## What this task involves
Return all of the entries word for word, but omit the pictures they contain.

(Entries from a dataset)
▶
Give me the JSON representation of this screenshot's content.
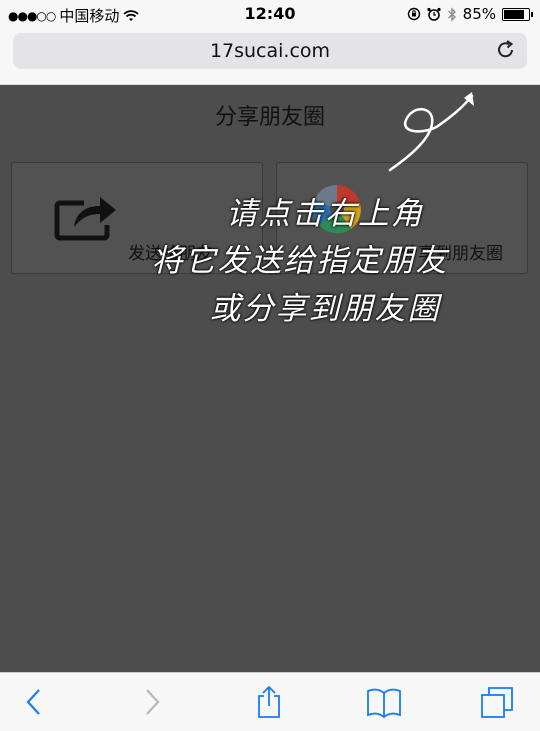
{
  "status_bar": {
    "signal": "●●●○○",
    "carrier": "中国移动",
    "time": "12:40",
    "battery": "85%",
    "battery_level": 0.85
  },
  "address_bar": {
    "url": "17sucai.com"
  },
  "page": {
    "title": "分享朋友圈",
    "share_friend_label": "发送给朋友",
    "share_moments_label": "分享到朋友圈",
    "hint_line1": "请点击右上角",
    "hint_line2": "将它发送给指定朋友",
    "hint_line3": "或分享到朋友圈"
  },
  "toolbar": {
    "icons": [
      "back-icon",
      "forward-icon",
      "share-icon",
      "bookmarks-icon",
      "tabs-icon"
    ]
  }
}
◀
## Solution below
Give me the JSON representation of this screenshot's content.
{
  "status_bar": {
    "signal": "●●●○○",
    "carrier": "中国移动",
    "time": "12:40",
    "battery": "85%",
    "battery_level": 0.85
  },
  "address_bar": {
    "url": "17sucai.com"
  },
  "page": {
    "title": "分享朋友圈",
    "share_friend_label": "发送给朋友",
    "share_moments_label": "分享到朋友圈",
    "hint_line1": "请点击右上角",
    "hint_line2": "将它发送给指定朋友",
    "hint_line3": "或分享到朋友圈"
  },
  "toolbar": {
    "icons": [
      "back-icon",
      "forward-icon",
      "share-icon",
      "bookmarks-icon",
      "tabs-icon"
    ]
  }
}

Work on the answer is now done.